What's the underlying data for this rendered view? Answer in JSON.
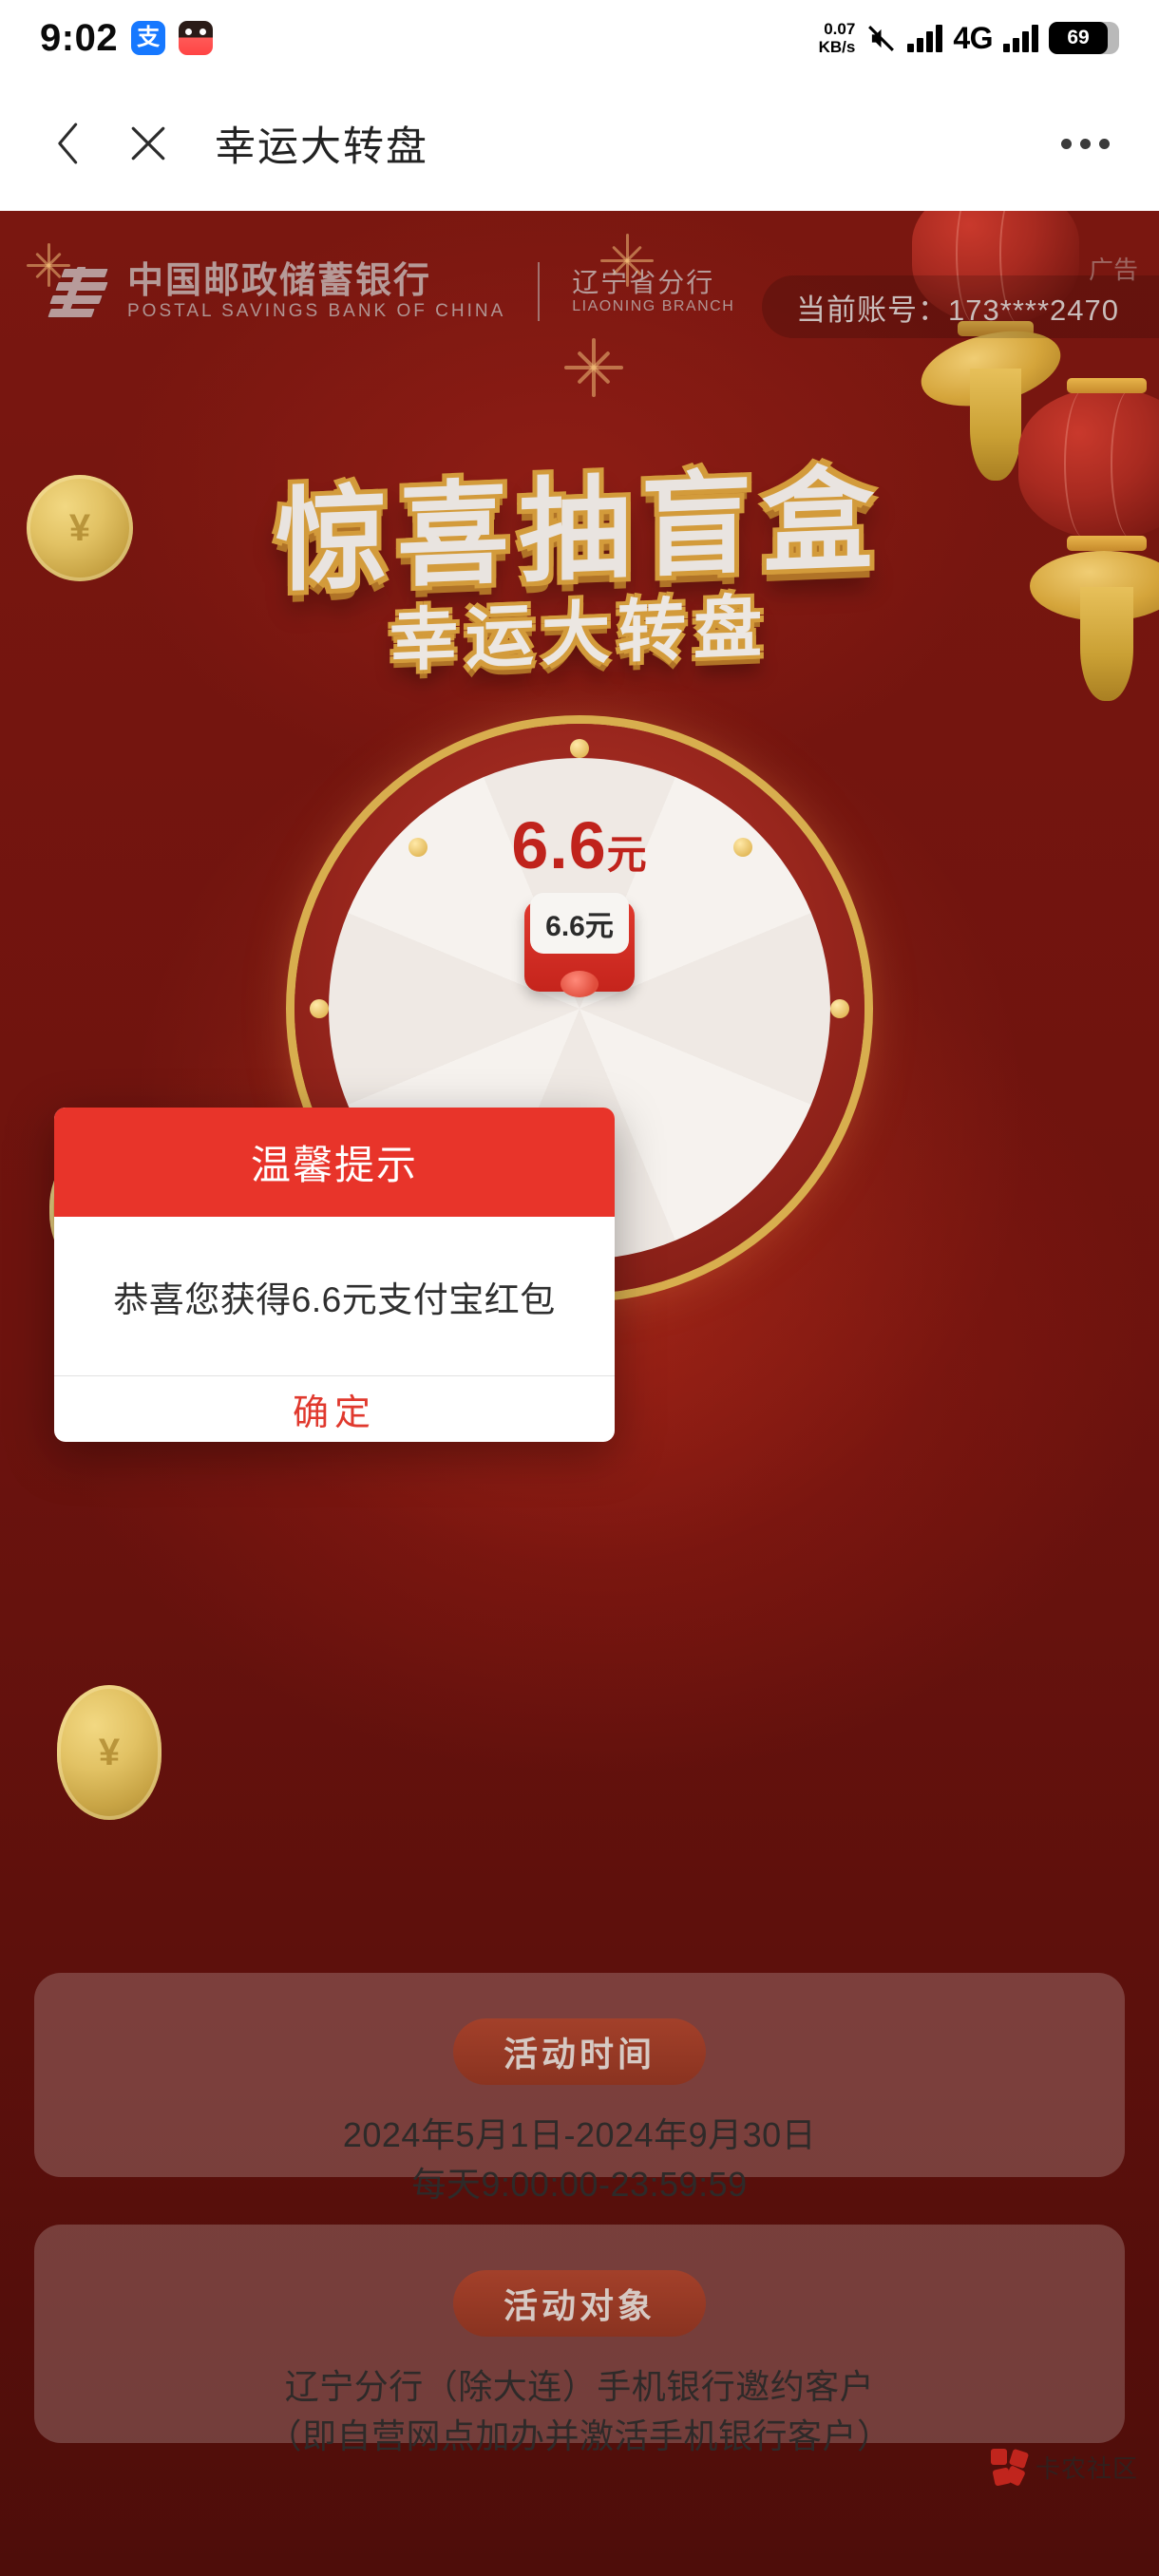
{
  "statusbar": {
    "time": "9:02",
    "alipay_glyph": "支",
    "net_speed_value": "0.07",
    "net_speed_unit": "KB/s",
    "network_type": "4G",
    "battery_level": "69"
  },
  "navbar": {
    "title": "幸运大转盘",
    "back_icon": "chevron-left-icon",
    "close_icon": "close-icon",
    "more_icon": "more-dots-icon"
  },
  "banner": {
    "bank_name_cn": "中国邮政储蓄银行",
    "bank_name_en": "POSTAL SAVINGS BANK OF CHINA",
    "branch_cn": "辽宁省分行",
    "branch_en": "LIAONING BRANCH",
    "account_label": "当前账号：173****2470",
    "ad_label": "广告",
    "hero_title_1": "惊喜抽盲盒",
    "hero_title_2": "幸运大转盘"
  },
  "wheel": {
    "prize_amount": "6.6",
    "prize_unit": "元",
    "envelope_label": "6.6元"
  },
  "dialog": {
    "title": "温馨提示",
    "message": "恭喜您获得6.6元支付宝红包",
    "confirm_label": "确定",
    "header_color": "#e8342a",
    "confirm_color": "#e0392e"
  },
  "cards": [
    {
      "pill": "活动时间",
      "lines": [
        "2024年5月1日-2024年9月30日",
        "每天9:00:00-23:59:59"
      ]
    },
    {
      "pill": "活动对象",
      "lines": [
        "辽宁分行（除大连）手机银行邀约客户",
        "（即自营网点加办并激活手机银行客户）"
      ]
    }
  ],
  "watermark": {
    "text": "卡农社区"
  }
}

Short problem: Identify and copy the lines holding the word "icon".

Solution for this exercise:
    "back_icon": "chevron-left-icon",
    "close_icon": "close-icon",
    "more_icon": "more-dots-icon"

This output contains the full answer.